## WORK REQUIRED
Wherever the word "Gapason" appears in a line, copy that line.

## SUPPLIED MATERIAL

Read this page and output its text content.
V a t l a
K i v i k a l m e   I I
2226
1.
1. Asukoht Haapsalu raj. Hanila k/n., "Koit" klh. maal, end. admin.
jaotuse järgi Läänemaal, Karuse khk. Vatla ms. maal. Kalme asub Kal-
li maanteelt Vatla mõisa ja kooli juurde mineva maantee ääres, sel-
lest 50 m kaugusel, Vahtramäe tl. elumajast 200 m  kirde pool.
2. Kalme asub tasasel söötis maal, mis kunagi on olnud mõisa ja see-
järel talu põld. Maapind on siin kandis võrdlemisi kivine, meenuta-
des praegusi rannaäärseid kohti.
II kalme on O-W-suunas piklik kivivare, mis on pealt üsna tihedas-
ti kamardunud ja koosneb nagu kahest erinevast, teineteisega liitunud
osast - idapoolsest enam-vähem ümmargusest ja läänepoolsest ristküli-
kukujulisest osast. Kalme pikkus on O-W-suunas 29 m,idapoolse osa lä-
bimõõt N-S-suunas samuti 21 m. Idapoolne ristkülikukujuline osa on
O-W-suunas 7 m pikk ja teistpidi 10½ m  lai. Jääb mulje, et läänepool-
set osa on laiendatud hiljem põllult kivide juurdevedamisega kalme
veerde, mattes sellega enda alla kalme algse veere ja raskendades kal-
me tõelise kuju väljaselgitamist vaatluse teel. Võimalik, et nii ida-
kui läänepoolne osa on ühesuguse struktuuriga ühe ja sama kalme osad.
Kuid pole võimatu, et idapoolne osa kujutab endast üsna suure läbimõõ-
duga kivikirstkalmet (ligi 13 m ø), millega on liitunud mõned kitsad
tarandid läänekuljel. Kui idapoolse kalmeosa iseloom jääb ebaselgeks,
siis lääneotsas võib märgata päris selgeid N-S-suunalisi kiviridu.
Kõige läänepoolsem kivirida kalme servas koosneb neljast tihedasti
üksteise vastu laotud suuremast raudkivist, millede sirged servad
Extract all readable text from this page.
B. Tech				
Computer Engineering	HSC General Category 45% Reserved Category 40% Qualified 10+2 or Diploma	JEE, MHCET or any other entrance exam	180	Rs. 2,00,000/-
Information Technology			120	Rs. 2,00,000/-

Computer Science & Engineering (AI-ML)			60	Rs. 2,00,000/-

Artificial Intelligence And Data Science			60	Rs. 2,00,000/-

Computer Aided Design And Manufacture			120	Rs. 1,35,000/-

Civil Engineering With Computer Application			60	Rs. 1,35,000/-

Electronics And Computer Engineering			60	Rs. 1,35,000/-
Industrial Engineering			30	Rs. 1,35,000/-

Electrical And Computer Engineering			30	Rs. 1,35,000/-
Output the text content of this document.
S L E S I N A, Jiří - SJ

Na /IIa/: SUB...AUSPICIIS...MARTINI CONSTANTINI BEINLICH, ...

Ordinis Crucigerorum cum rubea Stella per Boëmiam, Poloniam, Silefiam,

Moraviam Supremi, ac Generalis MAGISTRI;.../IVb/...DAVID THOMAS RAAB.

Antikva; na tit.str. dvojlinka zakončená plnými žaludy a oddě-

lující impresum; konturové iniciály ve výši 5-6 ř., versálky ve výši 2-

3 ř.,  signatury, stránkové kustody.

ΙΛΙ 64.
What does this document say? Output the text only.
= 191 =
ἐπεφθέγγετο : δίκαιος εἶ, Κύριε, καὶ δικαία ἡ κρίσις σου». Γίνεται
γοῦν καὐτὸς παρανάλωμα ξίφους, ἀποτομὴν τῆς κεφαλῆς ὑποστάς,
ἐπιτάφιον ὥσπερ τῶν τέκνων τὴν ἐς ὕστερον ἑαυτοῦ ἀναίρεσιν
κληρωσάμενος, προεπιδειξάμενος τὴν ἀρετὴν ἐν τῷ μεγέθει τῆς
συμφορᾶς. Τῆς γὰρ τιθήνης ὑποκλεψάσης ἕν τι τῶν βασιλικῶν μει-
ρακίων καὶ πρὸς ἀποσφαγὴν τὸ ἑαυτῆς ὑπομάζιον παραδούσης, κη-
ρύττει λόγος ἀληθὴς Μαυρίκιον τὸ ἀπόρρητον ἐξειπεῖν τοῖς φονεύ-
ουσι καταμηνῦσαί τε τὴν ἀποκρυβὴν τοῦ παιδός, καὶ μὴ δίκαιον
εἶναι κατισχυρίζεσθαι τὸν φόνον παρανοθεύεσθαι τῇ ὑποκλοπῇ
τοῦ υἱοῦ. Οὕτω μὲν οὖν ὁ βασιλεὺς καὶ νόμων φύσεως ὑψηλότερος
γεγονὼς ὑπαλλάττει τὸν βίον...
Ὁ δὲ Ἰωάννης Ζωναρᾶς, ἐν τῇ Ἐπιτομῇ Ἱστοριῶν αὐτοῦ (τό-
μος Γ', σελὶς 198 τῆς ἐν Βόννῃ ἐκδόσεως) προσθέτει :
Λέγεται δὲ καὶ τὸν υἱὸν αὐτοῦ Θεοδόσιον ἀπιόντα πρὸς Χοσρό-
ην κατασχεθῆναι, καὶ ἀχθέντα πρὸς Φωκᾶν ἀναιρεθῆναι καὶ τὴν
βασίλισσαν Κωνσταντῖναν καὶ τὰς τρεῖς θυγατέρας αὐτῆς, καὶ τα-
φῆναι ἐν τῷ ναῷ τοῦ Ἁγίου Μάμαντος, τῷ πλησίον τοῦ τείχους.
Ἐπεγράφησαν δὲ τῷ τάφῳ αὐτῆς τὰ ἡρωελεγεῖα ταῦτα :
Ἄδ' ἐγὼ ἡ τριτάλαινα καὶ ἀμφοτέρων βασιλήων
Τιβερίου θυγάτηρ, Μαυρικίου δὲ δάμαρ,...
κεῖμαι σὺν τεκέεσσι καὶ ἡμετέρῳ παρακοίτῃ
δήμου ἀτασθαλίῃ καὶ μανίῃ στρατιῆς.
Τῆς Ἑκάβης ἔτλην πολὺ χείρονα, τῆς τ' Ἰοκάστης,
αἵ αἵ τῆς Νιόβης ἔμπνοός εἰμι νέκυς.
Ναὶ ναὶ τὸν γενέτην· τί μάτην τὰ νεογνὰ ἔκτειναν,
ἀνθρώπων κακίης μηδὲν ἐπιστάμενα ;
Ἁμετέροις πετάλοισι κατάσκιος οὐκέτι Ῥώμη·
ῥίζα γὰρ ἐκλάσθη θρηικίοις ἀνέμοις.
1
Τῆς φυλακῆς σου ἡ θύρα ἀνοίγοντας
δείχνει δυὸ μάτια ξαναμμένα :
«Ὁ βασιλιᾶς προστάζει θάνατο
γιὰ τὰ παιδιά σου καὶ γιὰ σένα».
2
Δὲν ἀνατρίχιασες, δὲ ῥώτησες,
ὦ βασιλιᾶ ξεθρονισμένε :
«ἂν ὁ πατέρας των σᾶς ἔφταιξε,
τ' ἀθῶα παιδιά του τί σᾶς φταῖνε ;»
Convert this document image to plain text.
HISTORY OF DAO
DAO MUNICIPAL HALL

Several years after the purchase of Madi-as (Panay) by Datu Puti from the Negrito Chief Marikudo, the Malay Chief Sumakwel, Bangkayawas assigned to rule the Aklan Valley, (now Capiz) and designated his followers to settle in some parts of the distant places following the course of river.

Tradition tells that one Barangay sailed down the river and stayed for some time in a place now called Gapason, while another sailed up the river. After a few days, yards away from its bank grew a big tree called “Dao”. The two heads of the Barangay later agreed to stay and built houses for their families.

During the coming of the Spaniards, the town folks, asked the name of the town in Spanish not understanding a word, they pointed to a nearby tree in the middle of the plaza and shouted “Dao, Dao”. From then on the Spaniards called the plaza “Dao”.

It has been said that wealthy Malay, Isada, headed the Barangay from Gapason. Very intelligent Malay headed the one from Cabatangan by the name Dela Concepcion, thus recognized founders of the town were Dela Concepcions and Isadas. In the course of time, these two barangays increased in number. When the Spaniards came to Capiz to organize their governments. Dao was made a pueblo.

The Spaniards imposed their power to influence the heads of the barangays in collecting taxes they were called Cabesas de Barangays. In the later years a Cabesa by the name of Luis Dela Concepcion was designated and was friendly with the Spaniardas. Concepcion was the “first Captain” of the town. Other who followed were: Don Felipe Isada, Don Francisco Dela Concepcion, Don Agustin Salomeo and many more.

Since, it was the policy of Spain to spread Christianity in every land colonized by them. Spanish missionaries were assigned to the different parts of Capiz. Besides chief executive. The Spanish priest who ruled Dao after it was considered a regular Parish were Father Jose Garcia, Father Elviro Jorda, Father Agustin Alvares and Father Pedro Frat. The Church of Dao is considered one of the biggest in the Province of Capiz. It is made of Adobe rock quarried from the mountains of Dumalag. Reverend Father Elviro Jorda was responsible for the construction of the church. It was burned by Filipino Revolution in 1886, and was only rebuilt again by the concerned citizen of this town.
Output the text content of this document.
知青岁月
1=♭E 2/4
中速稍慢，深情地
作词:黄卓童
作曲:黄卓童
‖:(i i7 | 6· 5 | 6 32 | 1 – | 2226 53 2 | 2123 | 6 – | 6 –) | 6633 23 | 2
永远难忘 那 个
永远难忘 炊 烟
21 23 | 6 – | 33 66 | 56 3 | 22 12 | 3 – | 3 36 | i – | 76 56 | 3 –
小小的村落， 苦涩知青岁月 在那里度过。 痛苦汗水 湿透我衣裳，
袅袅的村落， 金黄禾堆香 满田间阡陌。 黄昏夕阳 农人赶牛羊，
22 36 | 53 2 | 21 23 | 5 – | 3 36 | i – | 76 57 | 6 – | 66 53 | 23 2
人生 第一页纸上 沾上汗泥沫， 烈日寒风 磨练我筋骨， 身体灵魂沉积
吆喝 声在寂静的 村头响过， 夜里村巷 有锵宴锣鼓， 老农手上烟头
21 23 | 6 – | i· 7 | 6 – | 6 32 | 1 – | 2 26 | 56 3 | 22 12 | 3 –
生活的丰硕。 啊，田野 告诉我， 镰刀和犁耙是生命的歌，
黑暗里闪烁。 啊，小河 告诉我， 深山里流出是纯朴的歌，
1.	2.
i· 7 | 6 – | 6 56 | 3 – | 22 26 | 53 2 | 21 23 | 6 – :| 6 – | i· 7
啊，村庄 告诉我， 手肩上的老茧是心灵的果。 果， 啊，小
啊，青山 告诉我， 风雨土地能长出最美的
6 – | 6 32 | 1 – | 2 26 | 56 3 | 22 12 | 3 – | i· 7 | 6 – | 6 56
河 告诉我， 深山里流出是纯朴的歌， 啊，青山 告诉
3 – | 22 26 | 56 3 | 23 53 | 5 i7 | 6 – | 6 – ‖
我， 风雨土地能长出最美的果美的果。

## WRITTEN SOLUTION
Tradition tells that one Barangay sailed down the river and stayed for some time in a place now called Gapason, while another sailed up the river. After a few days, yards away from its bank grew a big tree called “Dao”. The two heads of the Barangay later agreed to stay and built houses for their families.
It has been said that wealthy Malay, Isada, headed the Barangay from Gapason. Very intelligent Malay headed the one from Cabatangan by the name Dela Concepcion, thus recognized founders of the town were Dela Concepcions and Isadas. In the course of time, these two barangays increased in number. When the Spaniards came to Capiz to organize their governments. Dao was made a pueblo.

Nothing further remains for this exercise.